Records shown =>
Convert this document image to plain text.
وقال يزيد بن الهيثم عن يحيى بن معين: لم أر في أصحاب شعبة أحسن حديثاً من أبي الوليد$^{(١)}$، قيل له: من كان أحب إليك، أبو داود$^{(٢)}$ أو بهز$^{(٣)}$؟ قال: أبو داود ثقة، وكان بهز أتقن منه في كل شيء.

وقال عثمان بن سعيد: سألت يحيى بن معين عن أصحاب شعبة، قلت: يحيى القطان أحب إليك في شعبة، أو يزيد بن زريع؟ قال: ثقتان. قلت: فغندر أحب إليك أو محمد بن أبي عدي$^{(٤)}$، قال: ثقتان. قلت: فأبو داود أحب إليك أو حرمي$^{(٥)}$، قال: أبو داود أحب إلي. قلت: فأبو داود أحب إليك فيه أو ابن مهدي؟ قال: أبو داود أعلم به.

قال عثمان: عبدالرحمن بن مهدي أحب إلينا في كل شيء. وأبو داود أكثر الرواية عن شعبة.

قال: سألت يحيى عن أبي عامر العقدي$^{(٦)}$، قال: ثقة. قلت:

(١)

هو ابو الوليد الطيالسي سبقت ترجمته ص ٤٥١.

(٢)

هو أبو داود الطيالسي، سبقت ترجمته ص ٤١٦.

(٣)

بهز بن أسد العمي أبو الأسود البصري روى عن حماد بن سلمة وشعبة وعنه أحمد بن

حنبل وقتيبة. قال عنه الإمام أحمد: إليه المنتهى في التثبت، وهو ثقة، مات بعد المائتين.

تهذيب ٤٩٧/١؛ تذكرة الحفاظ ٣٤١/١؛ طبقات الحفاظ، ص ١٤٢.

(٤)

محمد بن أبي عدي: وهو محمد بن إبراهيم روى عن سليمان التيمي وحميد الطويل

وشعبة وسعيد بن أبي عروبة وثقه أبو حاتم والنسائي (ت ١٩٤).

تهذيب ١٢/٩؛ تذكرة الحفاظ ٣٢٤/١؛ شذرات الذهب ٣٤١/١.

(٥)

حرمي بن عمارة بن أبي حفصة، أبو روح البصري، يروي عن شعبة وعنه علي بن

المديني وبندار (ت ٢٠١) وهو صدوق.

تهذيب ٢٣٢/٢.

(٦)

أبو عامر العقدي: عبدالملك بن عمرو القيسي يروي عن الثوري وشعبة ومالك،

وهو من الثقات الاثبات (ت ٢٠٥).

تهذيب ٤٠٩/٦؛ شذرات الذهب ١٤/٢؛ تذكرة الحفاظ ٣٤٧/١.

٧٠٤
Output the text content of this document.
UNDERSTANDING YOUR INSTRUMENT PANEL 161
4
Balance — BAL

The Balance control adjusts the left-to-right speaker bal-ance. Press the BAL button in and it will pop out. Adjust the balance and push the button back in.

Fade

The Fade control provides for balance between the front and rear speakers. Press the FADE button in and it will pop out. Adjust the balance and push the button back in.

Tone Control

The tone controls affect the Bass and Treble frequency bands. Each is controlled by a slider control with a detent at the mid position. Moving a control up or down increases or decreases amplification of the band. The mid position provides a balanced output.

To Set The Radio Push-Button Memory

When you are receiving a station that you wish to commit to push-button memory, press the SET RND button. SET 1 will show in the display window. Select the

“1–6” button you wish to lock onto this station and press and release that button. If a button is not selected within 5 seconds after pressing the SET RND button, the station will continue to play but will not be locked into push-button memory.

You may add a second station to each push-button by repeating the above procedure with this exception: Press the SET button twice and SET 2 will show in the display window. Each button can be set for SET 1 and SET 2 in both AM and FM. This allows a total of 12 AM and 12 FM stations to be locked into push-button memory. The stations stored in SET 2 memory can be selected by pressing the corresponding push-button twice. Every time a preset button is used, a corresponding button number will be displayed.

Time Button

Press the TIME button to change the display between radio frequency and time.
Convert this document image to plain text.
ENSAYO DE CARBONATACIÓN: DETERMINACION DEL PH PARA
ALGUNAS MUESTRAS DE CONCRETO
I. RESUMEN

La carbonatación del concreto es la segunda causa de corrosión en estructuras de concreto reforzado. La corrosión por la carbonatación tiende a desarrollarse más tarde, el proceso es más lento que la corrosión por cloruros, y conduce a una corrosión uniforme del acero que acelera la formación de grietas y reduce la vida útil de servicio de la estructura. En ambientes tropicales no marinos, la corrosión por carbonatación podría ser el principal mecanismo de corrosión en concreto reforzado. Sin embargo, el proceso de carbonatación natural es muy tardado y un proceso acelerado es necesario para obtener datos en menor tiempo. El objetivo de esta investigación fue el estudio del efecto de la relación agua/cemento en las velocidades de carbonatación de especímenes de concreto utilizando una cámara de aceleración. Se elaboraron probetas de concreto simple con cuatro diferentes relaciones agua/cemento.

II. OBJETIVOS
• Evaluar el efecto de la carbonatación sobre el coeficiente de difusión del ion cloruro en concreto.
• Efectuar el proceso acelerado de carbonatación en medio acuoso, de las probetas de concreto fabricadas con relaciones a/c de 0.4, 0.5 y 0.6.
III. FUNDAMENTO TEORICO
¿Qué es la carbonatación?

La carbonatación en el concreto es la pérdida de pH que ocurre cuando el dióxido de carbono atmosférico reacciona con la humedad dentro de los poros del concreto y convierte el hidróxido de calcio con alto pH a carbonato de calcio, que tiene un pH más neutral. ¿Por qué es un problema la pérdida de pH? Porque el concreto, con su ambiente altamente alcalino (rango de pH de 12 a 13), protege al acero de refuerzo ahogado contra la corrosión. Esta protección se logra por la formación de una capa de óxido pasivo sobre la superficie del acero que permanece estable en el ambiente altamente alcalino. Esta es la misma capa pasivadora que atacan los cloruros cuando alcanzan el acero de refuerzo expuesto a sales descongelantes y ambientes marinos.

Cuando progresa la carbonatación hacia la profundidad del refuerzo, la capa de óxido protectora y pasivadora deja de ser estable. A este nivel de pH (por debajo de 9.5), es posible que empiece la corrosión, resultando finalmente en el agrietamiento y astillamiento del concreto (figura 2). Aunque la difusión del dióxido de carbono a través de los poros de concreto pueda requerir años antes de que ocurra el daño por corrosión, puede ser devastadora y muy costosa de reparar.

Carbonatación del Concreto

Aim of the exercise => Write out every line of the entries that holds the word "ترجمته".

Response to this task =>
هو ابو الوليد الطيالسي سبقت ترجمته ص ٤٥١.
هو أبو داود الطيالسي، سبقت ترجمته ص ٤١٦.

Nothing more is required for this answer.